Source records
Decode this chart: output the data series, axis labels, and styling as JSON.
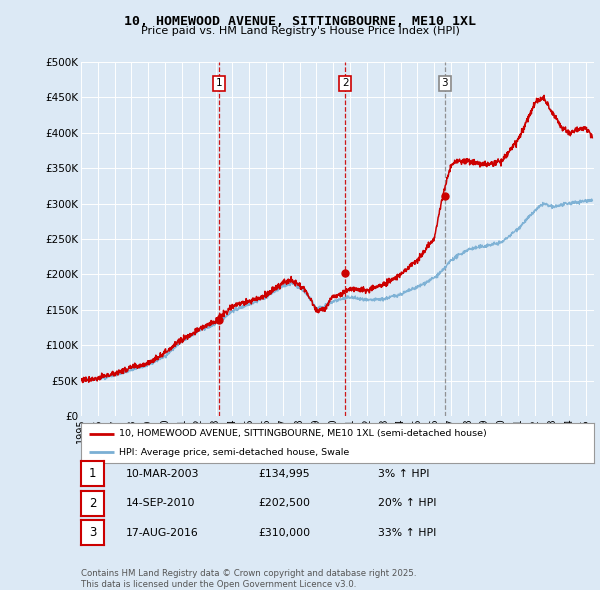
{
  "title": "10, HOMEWOOD AVENUE, SITTINGBOURNE, ME10 1XL",
  "subtitle": "Price paid vs. HM Land Registry's House Price Index (HPI)",
  "bg_color": "#dce9f5",
  "plot_bg_color": "#dce9f5",
  "grid_color": "#ffffff",
  "red_color": "#cc0000",
  "blue_color": "#7aafd4",
  "dashed_color_12": "#cc0000",
  "dashed_color_3": "#888888",
  "ylim": [
    0,
    500000
  ],
  "yticks": [
    0,
    50000,
    100000,
    150000,
    200000,
    250000,
    300000,
    350000,
    400000,
    450000,
    500000
  ],
  "ytick_labels": [
    "£0",
    "£50K",
    "£100K",
    "£150K",
    "£200K",
    "£250K",
    "£300K",
    "£350K",
    "£400K",
    "£450K",
    "£500K"
  ],
  "sales": [
    {
      "year": 2003.19,
      "price": 134995,
      "label": "1",
      "dashed": "red"
    },
    {
      "year": 2010.71,
      "price": 202500,
      "label": "2",
      "dashed": "red"
    },
    {
      "year": 2016.63,
      "price": 310000,
      "label": "3",
      "dashed": "grey"
    }
  ],
  "sale_table": [
    {
      "num": "1",
      "date": "10-MAR-2003",
      "price": "£134,995",
      "change": "3% ↑ HPI"
    },
    {
      "num": "2",
      "date": "14-SEP-2010",
      "price": "£202,500",
      "change": "20% ↑ HPI"
    },
    {
      "num": "3",
      "date": "17-AUG-2016",
      "price": "£310,000",
      "change": "33% ↑ HPI"
    }
  ],
  "legend_line1": "10, HOMEWOOD AVENUE, SITTINGBOURNE, ME10 1XL (semi-detached house)",
  "legend_line2": "HPI: Average price, semi-detached house, Swale",
  "footer": "Contains HM Land Registry data © Crown copyright and database right 2025.\nThis data is licensed under the Open Government Licence v3.0.",
  "xmin": 1995,
  "xmax": 2025.5,
  "hpi_anchors_y": [
    1995,
    1996,
    1997,
    1998,
    1999,
    2000,
    2001,
    2002,
    2003,
    2004,
    2005,
    2006,
    2007,
    2007.5,
    2008,
    2008.5,
    2009,
    2009.5,
    2010,
    2010.5,
    2011,
    2012,
    2013,
    2014,
    2015,
    2016,
    2016.5,
    2017,
    2018,
    2019,
    2020,
    2021,
    2022,
    2022.5,
    2023,
    2024,
    2025.3
  ],
  "hpi_anchors_v": [
    51000,
    52000,
    58000,
    65000,
    72000,
    85000,
    105000,
    120000,
    130000,
    148000,
    158000,
    168000,
    183000,
    188000,
    182000,
    170000,
    152000,
    155000,
    162000,
    165000,
    168000,
    163000,
    165000,
    172000,
    182000,
    195000,
    205000,
    220000,
    235000,
    240000,
    245000,
    265000,
    290000,
    300000,
    295000,
    300000,
    305000
  ],
  "price_anchors_y": [
    1995,
    1996,
    1997,
    1998,
    1999,
    2000,
    2001,
    2002,
    2003,
    2004,
    2005,
    2006,
    2007,
    2007.5,
    2008,
    2008.5,
    2009,
    2009.5,
    2010,
    2010.5,
    2011,
    2012,
    2013,
    2014,
    2015,
    2016,
    2016.5,
    2017,
    2017.5,
    2018,
    2019,
    2020,
    2021,
    2022,
    2022.5,
    2023,
    2023.5,
    2024,
    2025,
    2025.3
  ],
  "price_anchors_v": [
    51000,
    53000,
    60000,
    68000,
    75000,
    90000,
    108000,
    122000,
    134000,
    155000,
    162000,
    170000,
    188000,
    192000,
    185000,
    172000,
    148000,
    152000,
    168000,
    172000,
    180000,
    178000,
    185000,
    200000,
    220000,
    250000,
    310000,
    355000,
    360000,
    360000,
    355000,
    360000,
    390000,
    442000,
    450000,
    430000,
    410000,
    400000,
    408000,
    398000
  ]
}
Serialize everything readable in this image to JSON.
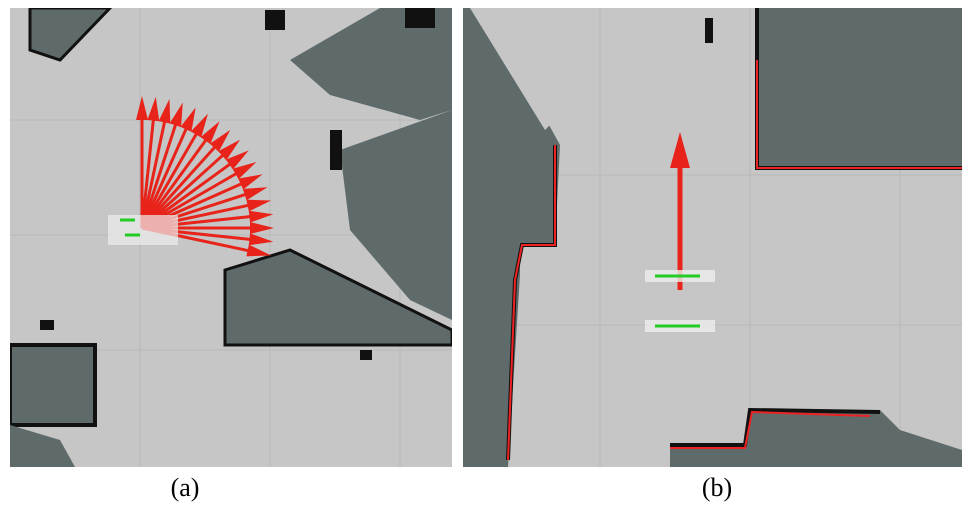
{
  "panels": [
    {
      "caption": "(a)"
    },
    {
      "caption": "(b)"
    }
  ]
}
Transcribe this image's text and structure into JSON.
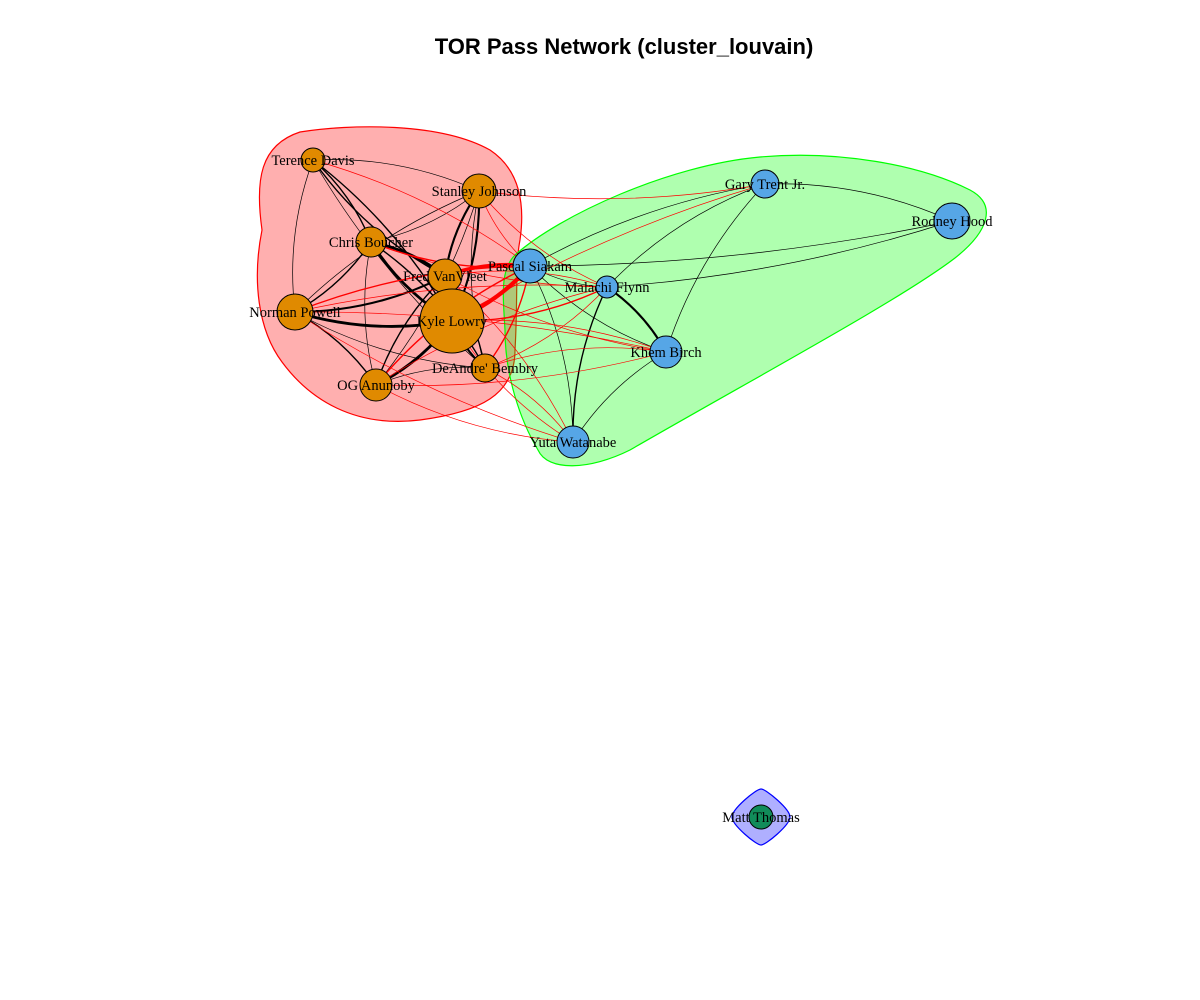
{
  "title": "TOR Pass Network (cluster_louvain)",
  "colors": {
    "group_fills": [
      "#FF000050",
      "#00FF0050",
      "#0000FF50"
    ],
    "group_borders": [
      "#FF0000",
      "#00FF00",
      "#0000FF"
    ],
    "node_fills": [
      "#E08A00",
      "#56A6E6",
      "#118C5A"
    ],
    "within_edge": "#000000",
    "cross_edge": "#FF0000"
  },
  "nodes": [
    {
      "id": "davis",
      "label": "Terence Davis",
      "group": 0
    },
    {
      "id": "johnson",
      "label": "Stanley Johnson",
      "group": 0
    },
    {
      "id": "boucher",
      "label": "Chris Boucher",
      "group": 0
    },
    {
      "id": "vanvleet",
      "label": "Fred VanVleet",
      "group": 0
    },
    {
      "id": "powell",
      "label": "Norman Powell",
      "group": 0
    },
    {
      "id": "lowry",
      "label": "Kyle Lowry",
      "group": 0
    },
    {
      "id": "anunoby",
      "label": "OG Anunoby",
      "group": 0
    },
    {
      "id": "bembry",
      "label": "DeAndre' Bembry",
      "group": 0
    },
    {
      "id": "siakam",
      "label": "Pascal Siakam",
      "group": 1
    },
    {
      "id": "flynn",
      "label": "Malachi Flynn",
      "group": 1
    },
    {
      "id": "trent",
      "label": "Gary Trent Jr.",
      "group": 1
    },
    {
      "id": "hood",
      "label": "Rodney Hood",
      "group": 1
    },
    {
      "id": "birch",
      "label": "Khem Birch",
      "group": 1
    },
    {
      "id": "watanabe",
      "label": "Yuta Watanabe",
      "group": 1
    },
    {
      "id": "thomas",
      "label": "Matt Thomas",
      "group": 2
    }
  ],
  "edges": [
    [
      "davis",
      "boucher",
      2
    ],
    [
      "davis",
      "vanvleet",
      2
    ],
    [
      "davis",
      "lowry",
      2
    ],
    [
      "davis",
      "powell",
      1
    ],
    [
      "davis",
      "johnson",
      1
    ],
    [
      "davis",
      "bembry",
      1
    ],
    [
      "johnson",
      "boucher",
      1
    ],
    [
      "johnson",
      "vanvleet",
      3
    ],
    [
      "johnson",
      "lowry",
      3
    ],
    [
      "johnson",
      "bembry",
      1
    ],
    [
      "johnson",
      "anunoby",
      1
    ],
    [
      "johnson",
      "powell",
      1
    ],
    [
      "boucher",
      "vanvleet",
      4
    ],
    [
      "boucher",
      "lowry",
      4
    ],
    [
      "boucher",
      "powell",
      2
    ],
    [
      "boucher",
      "anunoby",
      1
    ],
    [
      "boucher",
      "bembry",
      2
    ],
    [
      "vanvleet",
      "lowry",
      5
    ],
    [
      "vanvleet",
      "powell",
      3
    ],
    [
      "vanvleet",
      "anunoby",
      2
    ],
    [
      "vanvleet",
      "bembry",
      2
    ],
    [
      "powell",
      "lowry",
      4
    ],
    [
      "powell",
      "anunoby",
      2
    ],
    [
      "powell",
      "bembry",
      1
    ],
    [
      "lowry",
      "anunoby",
      4
    ],
    [
      "lowry",
      "bembry",
      3
    ],
    [
      "anunoby",
      "bembry",
      1
    ],
    [
      "siakam",
      "flynn",
      1
    ],
    [
      "siakam",
      "trent",
      1
    ],
    [
      "siakam",
      "birch",
      1
    ],
    [
      "siakam",
      "watanabe",
      1
    ],
    [
      "siakam",
      "hood",
      1
    ],
    [
      "flynn",
      "trent",
      1
    ],
    [
      "flynn",
      "hood",
      1
    ],
    [
      "flynn",
      "birch",
      3
    ],
    [
      "flynn",
      "watanabe",
      2
    ],
    [
      "trent",
      "hood",
      1
    ],
    [
      "trent",
      "birch",
      1
    ],
    [
      "watanabe",
      "birch",
      1
    ],
    [
      "lowry",
      "siakam",
      6
    ],
    [
      "vanvleet",
      "siakam",
      5
    ],
    [
      "boucher",
      "siakam",
      2
    ],
    [
      "powell",
      "siakam",
      2
    ],
    [
      "johnson",
      "siakam",
      1
    ],
    [
      "anunoby",
      "siakam",
      2
    ],
    [
      "bembry",
      "siakam",
      2
    ],
    [
      "davis",
      "siakam",
      1
    ],
    [
      "lowry",
      "flynn",
      2
    ],
    [
      "vanvleet",
      "flynn",
      1
    ],
    [
      "boucher",
      "flynn",
      1
    ],
    [
      "powell",
      "flynn",
      1
    ],
    [
      "johnson",
      "flynn",
      1
    ],
    [
      "anunoby",
      "flynn",
      1
    ],
    [
      "bembry",
      "flynn",
      1
    ],
    [
      "lowry",
      "birch",
      1
    ],
    [
      "vanvleet",
      "birch",
      1
    ],
    [
      "powell",
      "birch",
      1
    ],
    [
      "anunoby",
      "birch",
      1
    ],
    [
      "bembry",
      "birch",
      1
    ],
    [
      "lowry",
      "watanabe",
      1
    ],
    [
      "vanvleet",
      "watanabe",
      1
    ],
    [
      "anunoby",
      "watanabe",
      1
    ],
    [
      "bembry",
      "watanabe",
      1
    ],
    [
      "powell",
      "watanabe",
      1
    ],
    [
      "lowry",
      "trent",
      1
    ],
    [
      "johnson",
      "trent",
      1
    ]
  ]
}
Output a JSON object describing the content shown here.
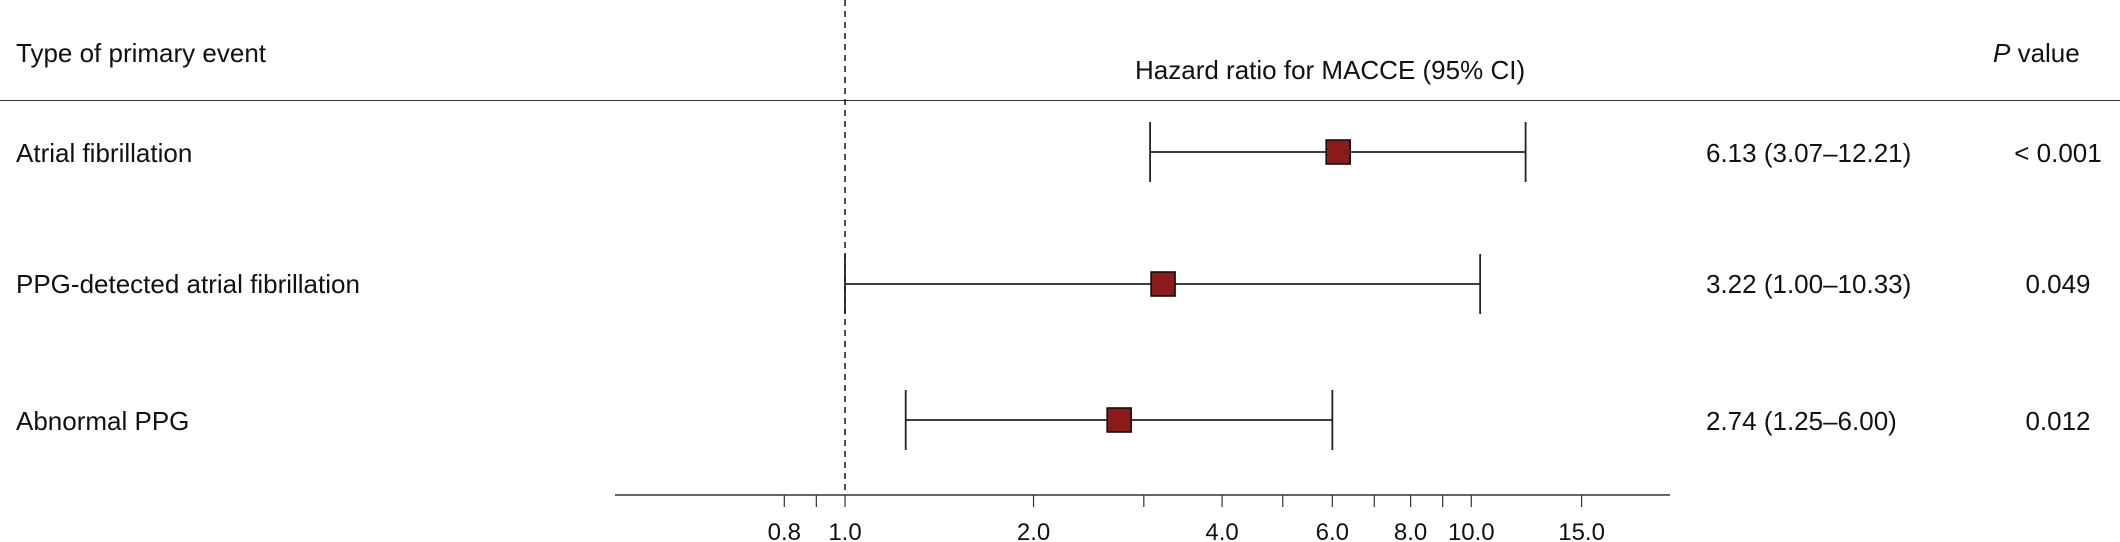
{
  "header": {
    "event_col": "Type of primary event",
    "hr_col": "Hazard ratio for MACCE (95% CI)",
    "p_italic": "P",
    "p_rest": " value"
  },
  "rows": [
    {
      "label": "Atrial fibrillation",
      "hr_text": "6.13 (3.07–12.21)",
      "p_text": "< 0.001"
    },
    {
      "label": "PPG-detected atrial fibrillation",
      "hr_text": "3.22 (1.00–10.33)",
      "p_text": "0.049"
    },
    {
      "label": "Abnormal PPG",
      "hr_text": "2.74 (1.25–6.00)",
      "p_text": "0.012"
    }
  ],
  "chart_data": {
    "type": "forest",
    "title": "Hazard ratio for MACCE (95% CI)",
    "x_scale": "log",
    "reference_line": 1.0,
    "xlim": [
      0.5,
      23
    ],
    "x_ticks": [
      0.8,
      0.9,
      1.0,
      2.0,
      3.0,
      4.0,
      5.0,
      6.0,
      7.0,
      8.0,
      9.0,
      10.0,
      15.0
    ],
    "x_tick_labels": [
      "0.8",
      "",
      "1.0",
      "2.0",
      "",
      "4.0",
      "",
      "6.0",
      "",
      "8.0",
      "",
      "10.0",
      "15.0"
    ],
    "series": [
      {
        "category": "Atrial fibrillation",
        "hr": 6.13,
        "lower": 3.07,
        "upper": 12.21
      },
      {
        "category": "PPG-detected atrial fibrillation",
        "hr": 3.22,
        "lower": 1.0,
        "upper": 10.33
      },
      {
        "category": "Abnormal PPG",
        "hr": 2.74,
        "lower": 1.25,
        "upper": 6.0
      }
    ],
    "marker_color": "#8b1a1a"
  }
}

[Problem description] Search the data for the string "ratio". List each line that has it.

[The answer]
    "hr_col": "Hazard ratio for MACCE (95% CI)",
    "title": "Hazard ratio for MACCE (95% CI)",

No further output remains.